Work to be completed →
Copy each line with the word "activity" in it.

----- Supplied information -----

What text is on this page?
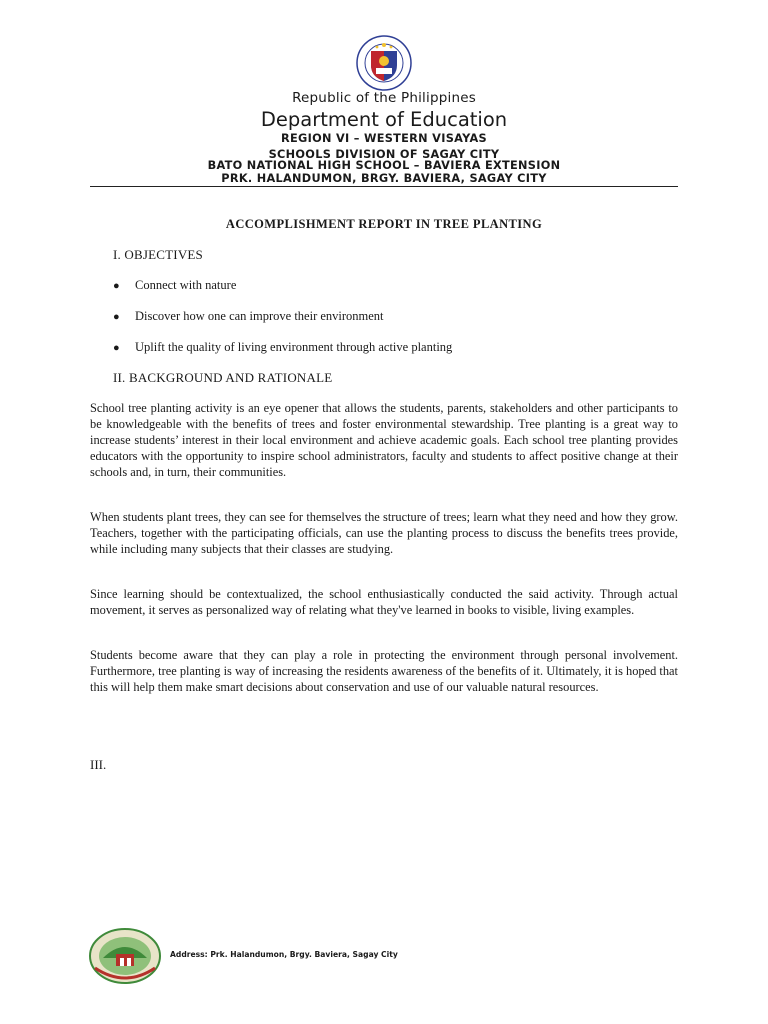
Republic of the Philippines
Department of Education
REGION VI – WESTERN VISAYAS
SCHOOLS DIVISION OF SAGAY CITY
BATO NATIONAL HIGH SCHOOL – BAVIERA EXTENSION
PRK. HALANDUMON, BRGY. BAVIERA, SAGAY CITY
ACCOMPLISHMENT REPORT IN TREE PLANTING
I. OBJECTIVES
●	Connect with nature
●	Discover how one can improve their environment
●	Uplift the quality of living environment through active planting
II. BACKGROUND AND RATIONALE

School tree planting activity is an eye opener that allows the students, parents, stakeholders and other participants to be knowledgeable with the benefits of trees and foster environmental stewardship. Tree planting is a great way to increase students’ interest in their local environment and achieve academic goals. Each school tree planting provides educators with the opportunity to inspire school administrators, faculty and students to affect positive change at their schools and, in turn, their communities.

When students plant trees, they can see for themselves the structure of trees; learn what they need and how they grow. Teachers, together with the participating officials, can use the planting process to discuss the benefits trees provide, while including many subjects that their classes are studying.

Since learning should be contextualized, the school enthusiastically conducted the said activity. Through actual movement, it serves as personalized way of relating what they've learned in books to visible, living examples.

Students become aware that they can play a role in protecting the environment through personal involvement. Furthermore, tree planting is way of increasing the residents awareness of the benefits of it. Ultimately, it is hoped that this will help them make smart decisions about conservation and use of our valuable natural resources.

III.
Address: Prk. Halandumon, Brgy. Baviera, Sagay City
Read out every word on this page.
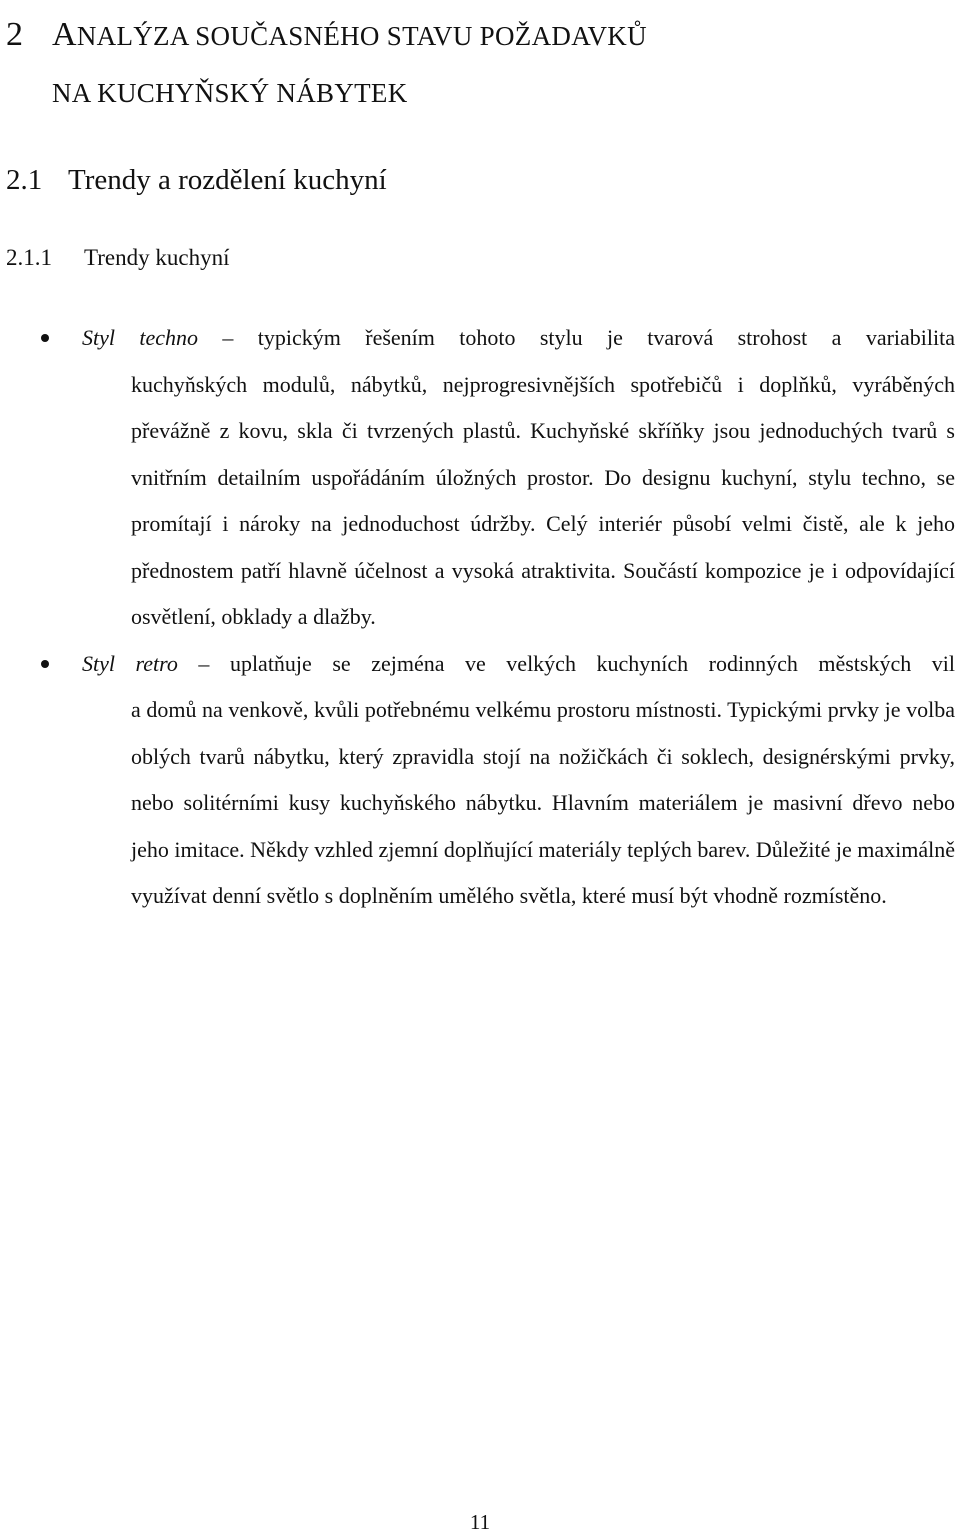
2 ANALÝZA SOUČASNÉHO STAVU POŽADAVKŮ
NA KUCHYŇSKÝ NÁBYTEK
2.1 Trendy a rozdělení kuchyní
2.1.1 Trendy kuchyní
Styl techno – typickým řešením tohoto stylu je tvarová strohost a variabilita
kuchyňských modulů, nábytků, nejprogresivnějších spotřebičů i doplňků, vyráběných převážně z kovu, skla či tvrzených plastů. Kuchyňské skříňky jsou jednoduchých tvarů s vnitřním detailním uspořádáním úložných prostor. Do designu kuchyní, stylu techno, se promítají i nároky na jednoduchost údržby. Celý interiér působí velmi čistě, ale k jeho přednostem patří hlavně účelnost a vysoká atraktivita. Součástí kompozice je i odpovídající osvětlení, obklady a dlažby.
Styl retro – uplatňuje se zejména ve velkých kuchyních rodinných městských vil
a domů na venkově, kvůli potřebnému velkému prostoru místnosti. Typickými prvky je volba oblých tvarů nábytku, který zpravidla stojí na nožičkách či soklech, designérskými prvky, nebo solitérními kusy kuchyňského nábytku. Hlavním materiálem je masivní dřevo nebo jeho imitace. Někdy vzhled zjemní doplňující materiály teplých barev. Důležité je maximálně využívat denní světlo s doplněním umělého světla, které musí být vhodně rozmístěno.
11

-----
----- Supplied information -----

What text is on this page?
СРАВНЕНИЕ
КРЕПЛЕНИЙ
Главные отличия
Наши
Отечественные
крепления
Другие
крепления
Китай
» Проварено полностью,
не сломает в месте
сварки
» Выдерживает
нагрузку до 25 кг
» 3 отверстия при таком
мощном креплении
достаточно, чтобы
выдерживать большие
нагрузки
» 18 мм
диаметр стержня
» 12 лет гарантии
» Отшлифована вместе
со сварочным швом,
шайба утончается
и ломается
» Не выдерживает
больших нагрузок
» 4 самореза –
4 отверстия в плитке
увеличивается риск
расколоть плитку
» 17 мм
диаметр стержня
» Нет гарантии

-----
----- Supplied information -----

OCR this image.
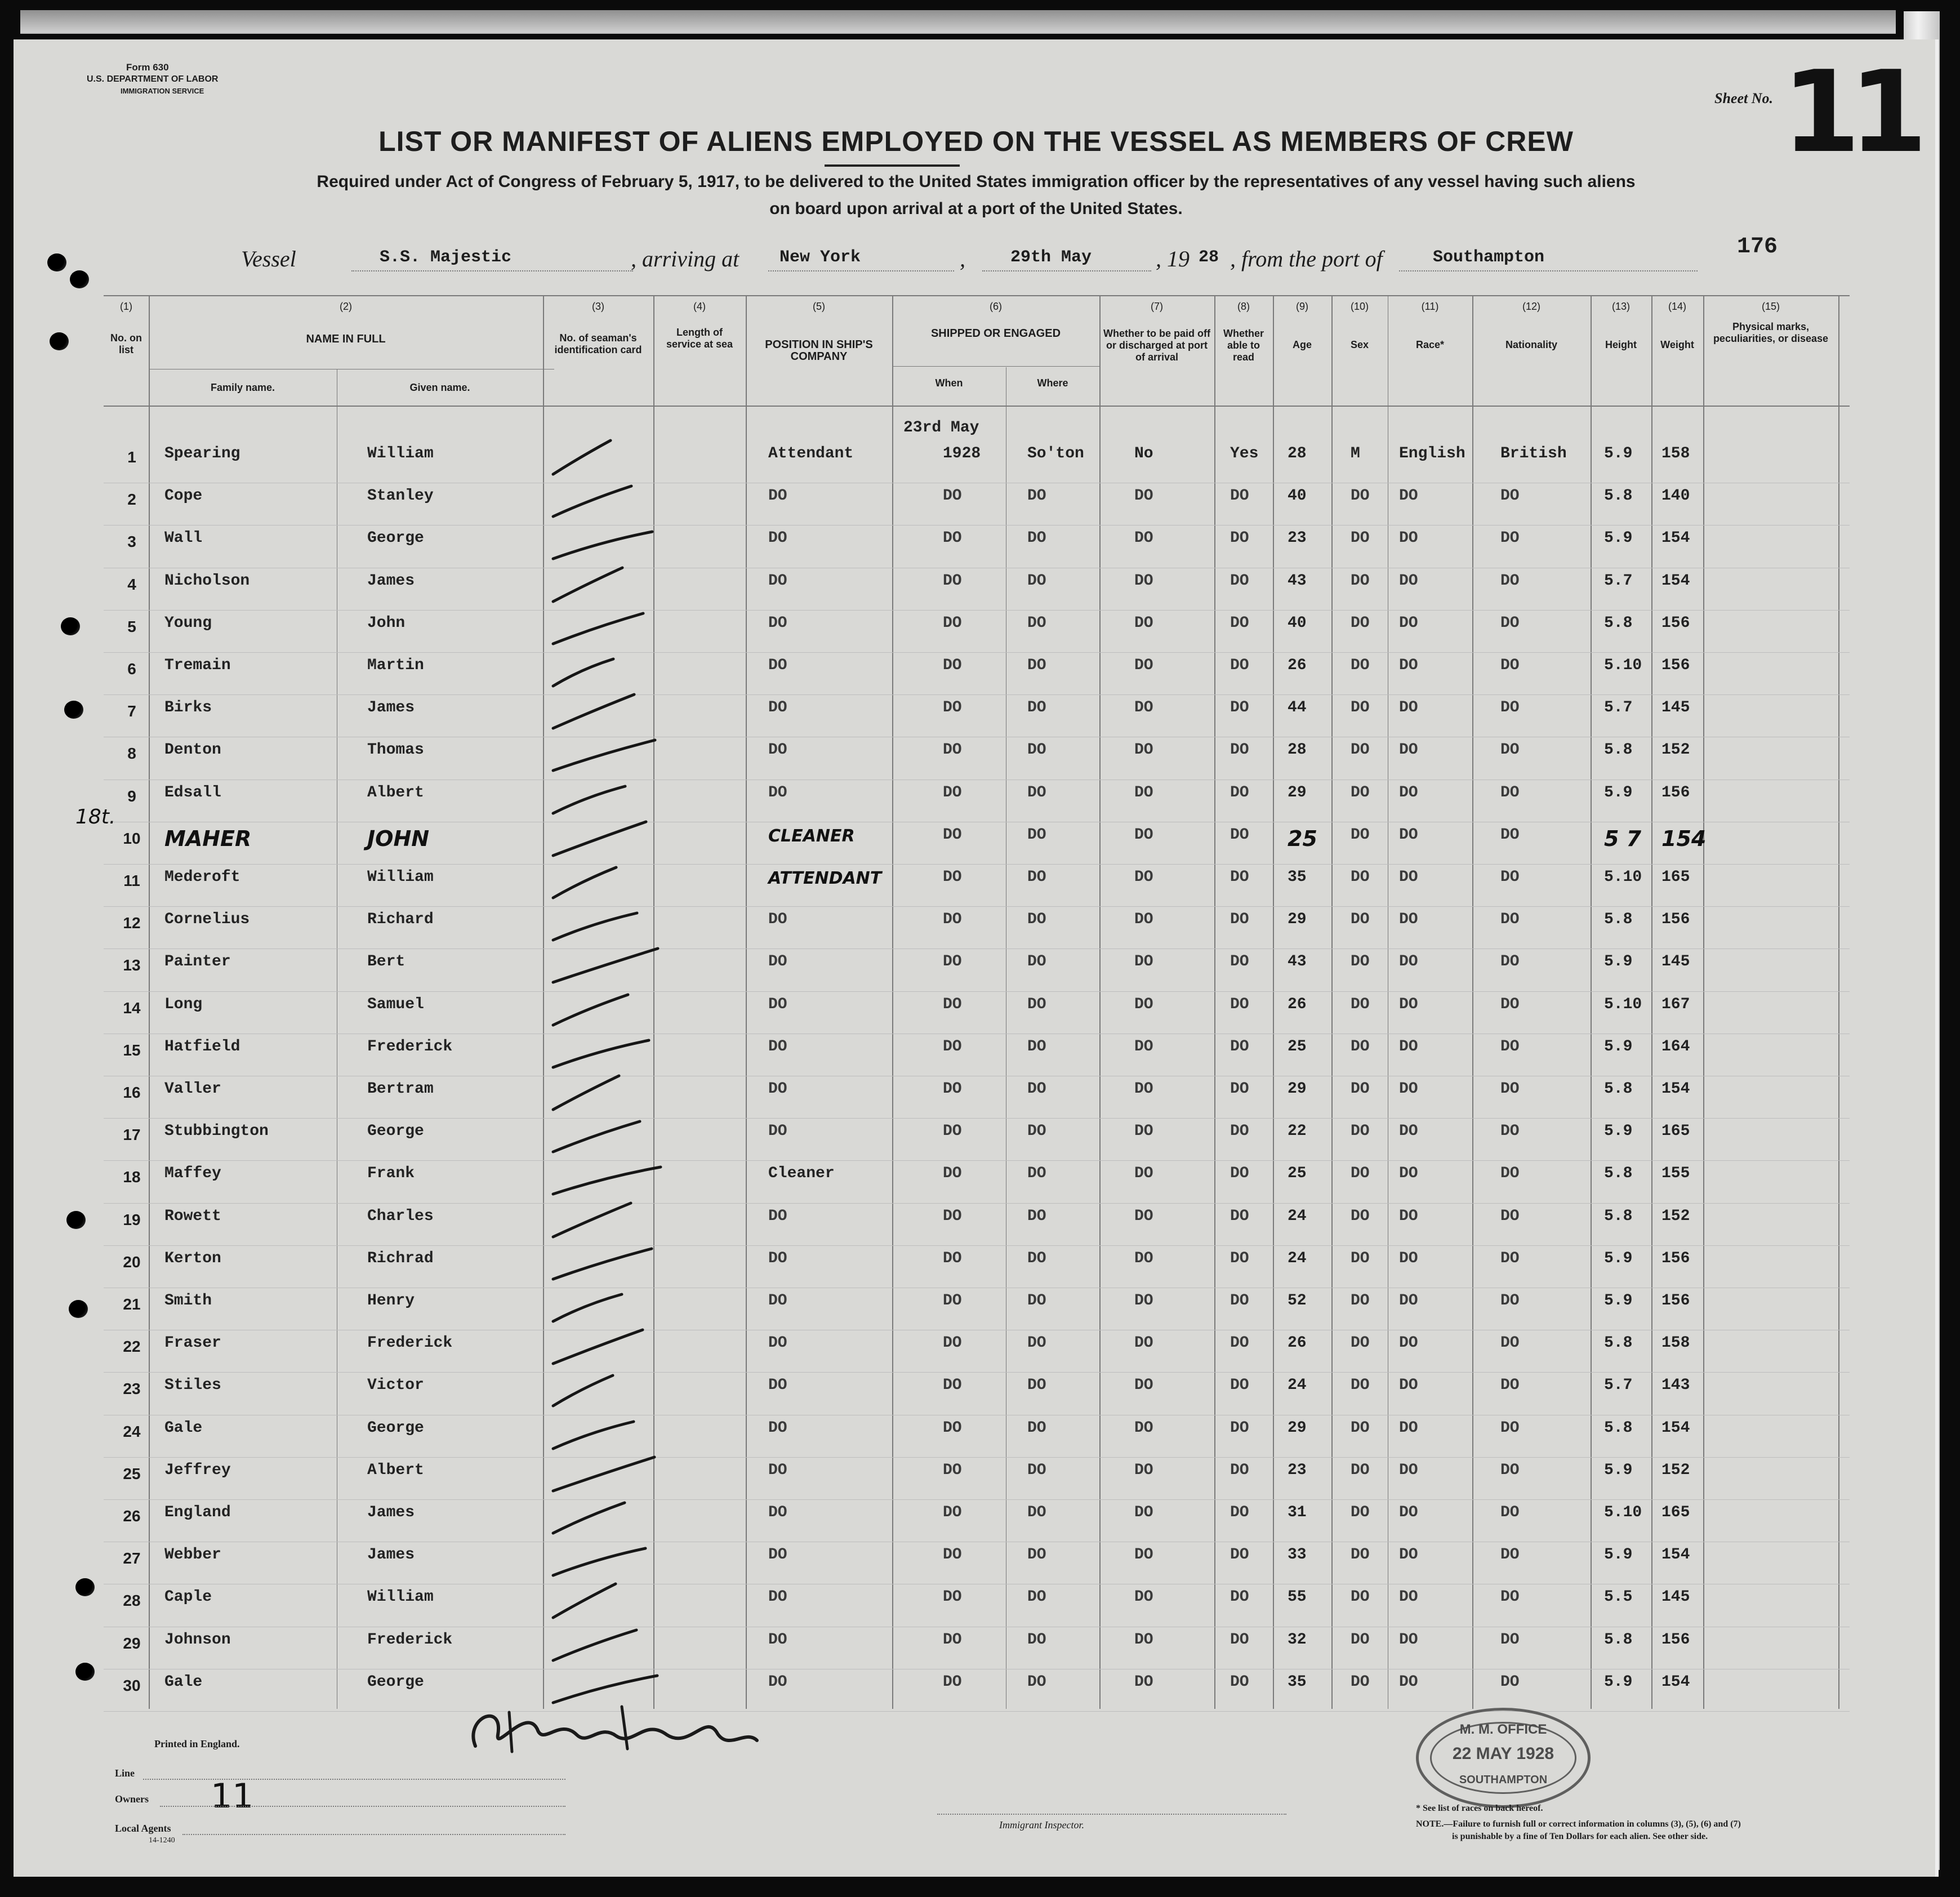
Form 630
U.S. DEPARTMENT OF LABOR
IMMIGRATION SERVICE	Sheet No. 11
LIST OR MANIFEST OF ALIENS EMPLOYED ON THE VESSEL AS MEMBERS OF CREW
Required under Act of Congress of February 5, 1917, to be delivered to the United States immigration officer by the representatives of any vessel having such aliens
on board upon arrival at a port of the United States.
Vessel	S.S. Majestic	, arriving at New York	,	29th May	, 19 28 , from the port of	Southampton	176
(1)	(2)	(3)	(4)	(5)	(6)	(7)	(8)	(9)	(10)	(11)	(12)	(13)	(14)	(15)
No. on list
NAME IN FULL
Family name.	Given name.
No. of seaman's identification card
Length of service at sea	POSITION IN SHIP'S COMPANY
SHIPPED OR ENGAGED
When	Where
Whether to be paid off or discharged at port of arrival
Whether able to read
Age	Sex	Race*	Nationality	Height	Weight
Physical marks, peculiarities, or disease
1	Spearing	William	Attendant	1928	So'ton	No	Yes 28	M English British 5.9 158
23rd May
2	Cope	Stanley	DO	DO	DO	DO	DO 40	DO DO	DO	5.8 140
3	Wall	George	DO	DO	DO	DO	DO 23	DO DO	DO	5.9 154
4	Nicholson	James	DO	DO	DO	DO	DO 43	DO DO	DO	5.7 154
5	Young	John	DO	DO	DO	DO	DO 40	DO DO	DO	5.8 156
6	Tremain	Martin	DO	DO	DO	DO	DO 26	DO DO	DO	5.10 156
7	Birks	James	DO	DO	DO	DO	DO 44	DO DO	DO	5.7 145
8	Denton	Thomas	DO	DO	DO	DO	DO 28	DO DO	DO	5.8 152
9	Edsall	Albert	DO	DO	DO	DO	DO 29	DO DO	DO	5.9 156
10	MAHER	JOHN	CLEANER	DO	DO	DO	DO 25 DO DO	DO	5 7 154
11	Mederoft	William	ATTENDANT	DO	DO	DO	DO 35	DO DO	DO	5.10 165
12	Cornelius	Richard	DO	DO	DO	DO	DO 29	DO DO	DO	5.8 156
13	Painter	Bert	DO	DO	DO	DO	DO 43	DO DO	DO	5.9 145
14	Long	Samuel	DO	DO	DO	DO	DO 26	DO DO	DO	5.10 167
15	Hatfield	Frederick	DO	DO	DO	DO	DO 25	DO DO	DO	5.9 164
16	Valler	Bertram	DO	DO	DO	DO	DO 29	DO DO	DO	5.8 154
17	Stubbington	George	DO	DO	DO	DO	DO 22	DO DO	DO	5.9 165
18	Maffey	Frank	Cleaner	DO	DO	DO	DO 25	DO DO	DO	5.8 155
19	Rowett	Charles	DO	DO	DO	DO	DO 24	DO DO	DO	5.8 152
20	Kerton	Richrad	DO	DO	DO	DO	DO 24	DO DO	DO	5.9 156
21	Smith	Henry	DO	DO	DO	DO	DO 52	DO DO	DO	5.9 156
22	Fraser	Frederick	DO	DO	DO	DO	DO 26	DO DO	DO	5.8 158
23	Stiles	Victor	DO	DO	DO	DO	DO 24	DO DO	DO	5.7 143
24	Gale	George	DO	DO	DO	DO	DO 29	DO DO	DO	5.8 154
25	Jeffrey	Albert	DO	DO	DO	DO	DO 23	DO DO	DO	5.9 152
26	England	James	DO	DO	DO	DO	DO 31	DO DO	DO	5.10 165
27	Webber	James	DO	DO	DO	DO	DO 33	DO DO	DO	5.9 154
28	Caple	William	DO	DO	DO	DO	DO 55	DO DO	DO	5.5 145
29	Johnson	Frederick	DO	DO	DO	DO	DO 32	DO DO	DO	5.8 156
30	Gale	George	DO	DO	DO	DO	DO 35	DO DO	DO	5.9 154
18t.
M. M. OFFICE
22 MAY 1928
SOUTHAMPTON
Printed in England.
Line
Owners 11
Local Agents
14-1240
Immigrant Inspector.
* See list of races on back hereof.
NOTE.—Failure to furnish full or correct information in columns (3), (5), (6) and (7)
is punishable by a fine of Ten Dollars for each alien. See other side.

-----

Solution for this exercise →
School tree planting activity is an eye opener that allows the students, parents, stakeholders and other participants to be knowledgeable with the benefits of trees and foster environmental stewardship. Tree planting is a great way to increase students’ interest in their local environment and achieve academic goals. Each school tree planting provides educators with the opportunity to inspire school administrators, faculty and students to affect positive change at their schools and, in turn, their communities.
Since learning should be contextualized, the school enthusiastically conducted the said activity. Through actual movement, it serves as personalized way of relating what they've learned in books to visible, living examples.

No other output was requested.